• **TASK DETAILS**: Track down the lines that contain "Порядка" and copy them.

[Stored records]
........

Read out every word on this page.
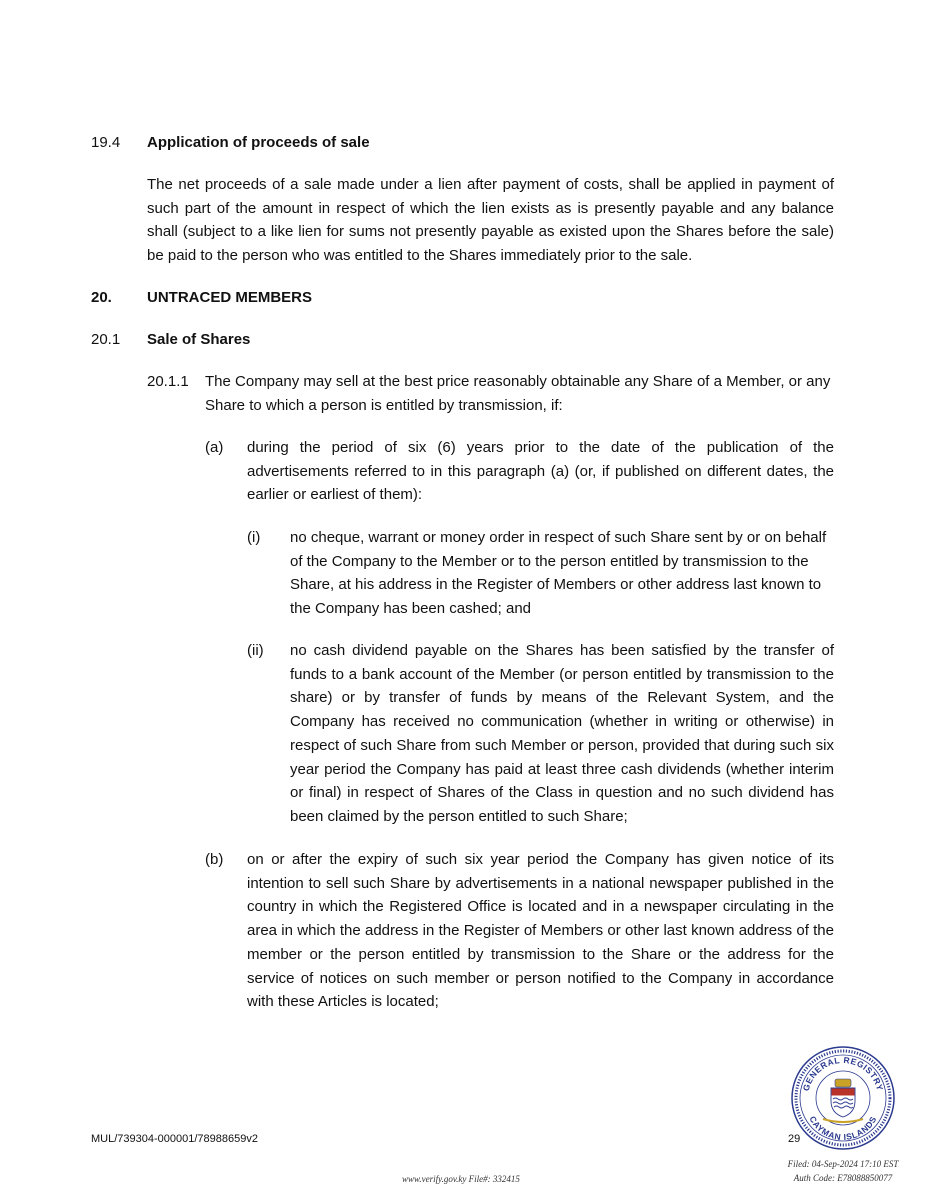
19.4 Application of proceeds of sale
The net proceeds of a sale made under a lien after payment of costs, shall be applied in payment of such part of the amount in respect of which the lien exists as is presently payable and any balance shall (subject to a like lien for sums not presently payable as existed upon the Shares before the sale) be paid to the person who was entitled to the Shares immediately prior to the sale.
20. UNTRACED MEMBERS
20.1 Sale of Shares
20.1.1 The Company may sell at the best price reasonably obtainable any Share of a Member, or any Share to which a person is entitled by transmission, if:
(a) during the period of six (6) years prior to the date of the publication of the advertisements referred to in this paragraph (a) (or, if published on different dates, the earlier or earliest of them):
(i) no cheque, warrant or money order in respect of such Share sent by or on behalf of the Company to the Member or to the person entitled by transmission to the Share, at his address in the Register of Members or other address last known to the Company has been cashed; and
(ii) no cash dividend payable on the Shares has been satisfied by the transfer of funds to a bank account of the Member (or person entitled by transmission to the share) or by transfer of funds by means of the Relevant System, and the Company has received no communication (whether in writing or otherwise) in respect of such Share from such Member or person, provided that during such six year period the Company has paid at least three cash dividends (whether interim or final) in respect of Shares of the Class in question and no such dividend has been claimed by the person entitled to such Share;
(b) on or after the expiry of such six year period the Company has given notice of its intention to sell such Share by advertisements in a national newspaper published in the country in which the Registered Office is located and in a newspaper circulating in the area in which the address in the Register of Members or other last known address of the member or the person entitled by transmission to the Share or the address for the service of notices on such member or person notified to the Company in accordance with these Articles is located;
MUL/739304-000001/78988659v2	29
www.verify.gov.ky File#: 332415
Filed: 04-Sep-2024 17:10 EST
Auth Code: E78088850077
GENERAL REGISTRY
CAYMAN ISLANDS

........

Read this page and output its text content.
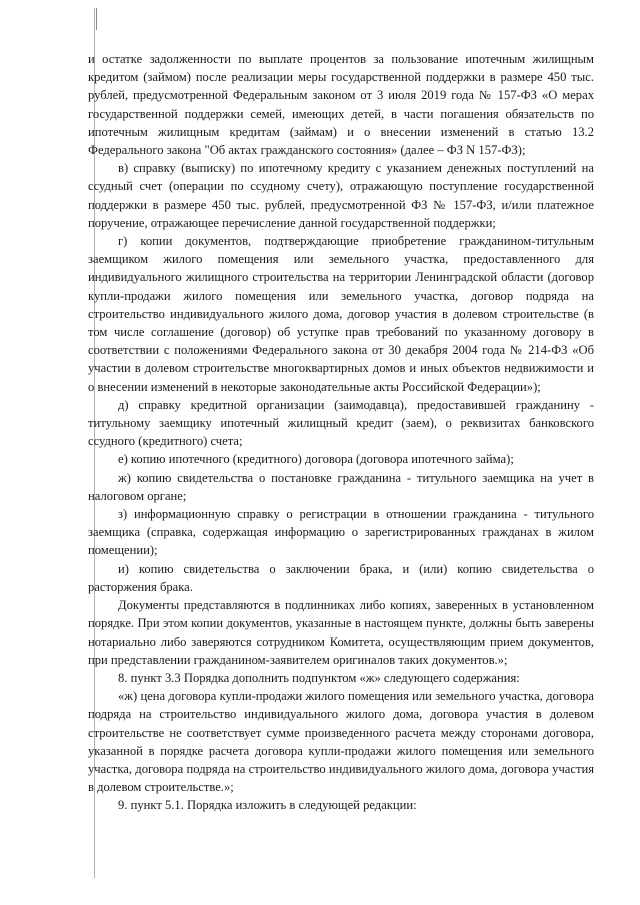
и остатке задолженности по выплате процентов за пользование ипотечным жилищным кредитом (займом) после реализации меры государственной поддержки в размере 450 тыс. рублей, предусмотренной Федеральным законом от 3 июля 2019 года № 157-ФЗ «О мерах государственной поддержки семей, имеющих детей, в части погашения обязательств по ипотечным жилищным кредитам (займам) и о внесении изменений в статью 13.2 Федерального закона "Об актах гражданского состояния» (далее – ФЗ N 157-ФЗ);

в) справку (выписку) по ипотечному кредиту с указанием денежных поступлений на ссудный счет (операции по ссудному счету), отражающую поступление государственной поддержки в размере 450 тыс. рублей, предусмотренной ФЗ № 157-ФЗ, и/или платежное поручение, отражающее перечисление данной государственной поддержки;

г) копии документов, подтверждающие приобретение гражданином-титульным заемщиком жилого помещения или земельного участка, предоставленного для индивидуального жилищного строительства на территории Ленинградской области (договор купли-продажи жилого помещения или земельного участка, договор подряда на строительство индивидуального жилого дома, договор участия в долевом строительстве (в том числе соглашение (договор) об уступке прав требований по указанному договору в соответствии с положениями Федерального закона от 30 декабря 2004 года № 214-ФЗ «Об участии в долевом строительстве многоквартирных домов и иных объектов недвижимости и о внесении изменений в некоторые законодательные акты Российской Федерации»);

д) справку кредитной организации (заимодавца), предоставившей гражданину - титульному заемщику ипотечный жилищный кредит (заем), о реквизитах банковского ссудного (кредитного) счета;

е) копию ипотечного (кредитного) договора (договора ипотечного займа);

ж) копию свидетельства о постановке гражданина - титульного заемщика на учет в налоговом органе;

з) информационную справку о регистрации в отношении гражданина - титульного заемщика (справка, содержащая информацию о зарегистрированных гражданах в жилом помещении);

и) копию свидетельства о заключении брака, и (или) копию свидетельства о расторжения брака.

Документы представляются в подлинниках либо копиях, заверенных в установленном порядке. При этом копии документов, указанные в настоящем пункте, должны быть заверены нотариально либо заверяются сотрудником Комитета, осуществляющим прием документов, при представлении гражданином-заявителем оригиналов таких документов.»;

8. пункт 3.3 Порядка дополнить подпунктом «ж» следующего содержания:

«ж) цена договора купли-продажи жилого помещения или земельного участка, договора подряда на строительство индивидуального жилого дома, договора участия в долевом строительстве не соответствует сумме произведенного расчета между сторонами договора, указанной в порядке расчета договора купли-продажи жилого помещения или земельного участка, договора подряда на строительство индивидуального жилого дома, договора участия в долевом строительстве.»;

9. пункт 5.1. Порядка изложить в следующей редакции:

........

• **TASK RESPONSE**:
8. пункт 3.3 Порядка дополнить подпунктом «ж» следующего содержания:
9. пункт 5.1. Порядка изложить в следующей редакции:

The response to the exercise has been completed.